What needs to be done: Read the lines below and count those that have the word "parents". Respond with the number only.

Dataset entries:
──────────────────────────────

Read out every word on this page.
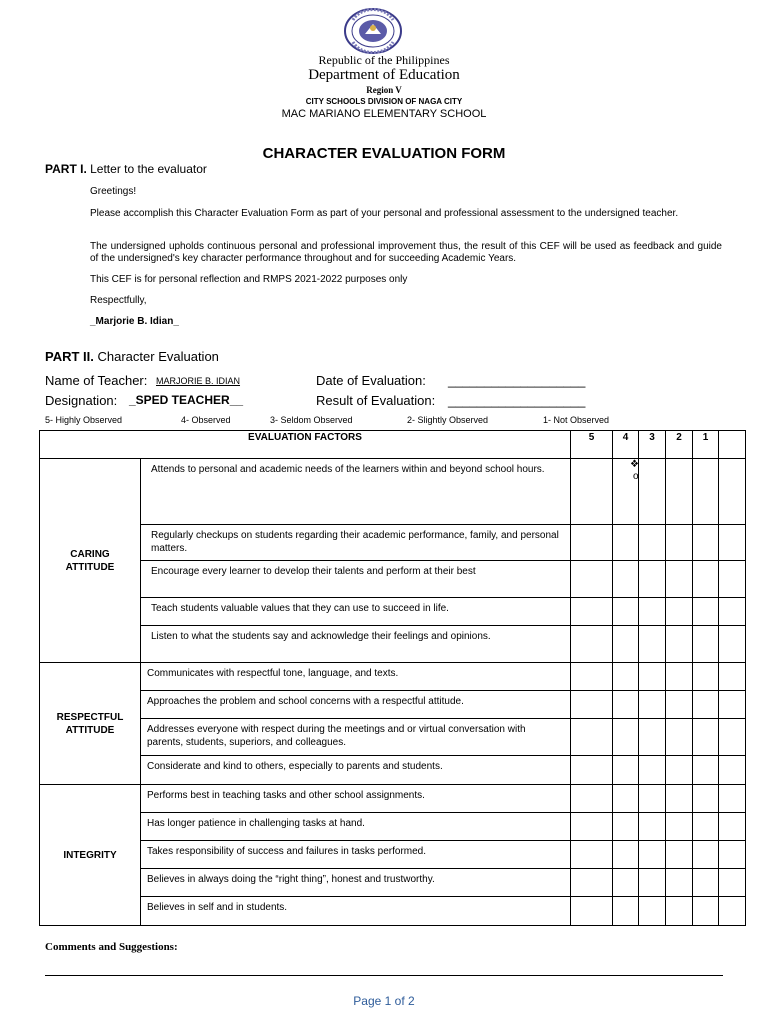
Republic of the Philippines
Department of Education
Region V
CITY SCHOOLS DIVISION OF NAGA CITY
MAC MARIANO ELEMENTARY SCHOOL
CHARACTER EVALUATION FORM
PART I. Letter to the evaluator
Greetings!
Please accomplish this Character Evaluation Form as part of your personal and professional assessment to the undersigned teacher.
The undersigned upholds continuous personal and professional improvement thus, the result of this CEF will be used as feedback and guide of the undersigned's key character performance throughout and for succeeding Academic Years.
This CEF is for personal reflection and RMPS 2021-2022 purposes only
Respectfully,
_Marjorie B. Idian_
PART II. Character Evaluation
Name of Teacher: MARJORIE B. IDIAN	Date of Evaluation: ___________________
Designation: _SPED TEACHER__	Result of Evaluation: ___________________
5- Highly Observed	4- Observed	3- Seldom Observed	2- Slightly Observed	1- Not Observed
EVALUATION FACTORS		5	4	3	2	1	
CARING ATTITUDE	Attends to personal and academic needs of the learners within and beyond school hours.						

	Regularly checkups on students regarding their academic performance, family, and personal matters.						

	Encourage every learner to develop their talents and perform at their best						

	Teach students valuable values that they can use to succeed in life.						

	Listen to what the students say and acknowledge their feelings and opinions.						

RESPECTFUL ATTITUDE	Communicates with respectful tone, language, and texts.						

	Approaches the problem and school concerns with a respectful attitude.						

	Addresses everyone with respect during the meetings and or virtual conversation with parents, students, superiors, and colleagues.						

	Considerate and kind to others, especially to parents and students.						

INTEGRITY	Performs best in teaching tasks and other school assignments.						

	Has longer patience in challenging tasks at hand.						

	Takes responsibility of success and failures in tasks performed.						

	Believes in always doing the “right thing”, honest and trustworthy.						

	Believes in self and in students.						

❖
o
Comments and Suggestions:
Page 1 of 2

──────────────────────────────

Response: 2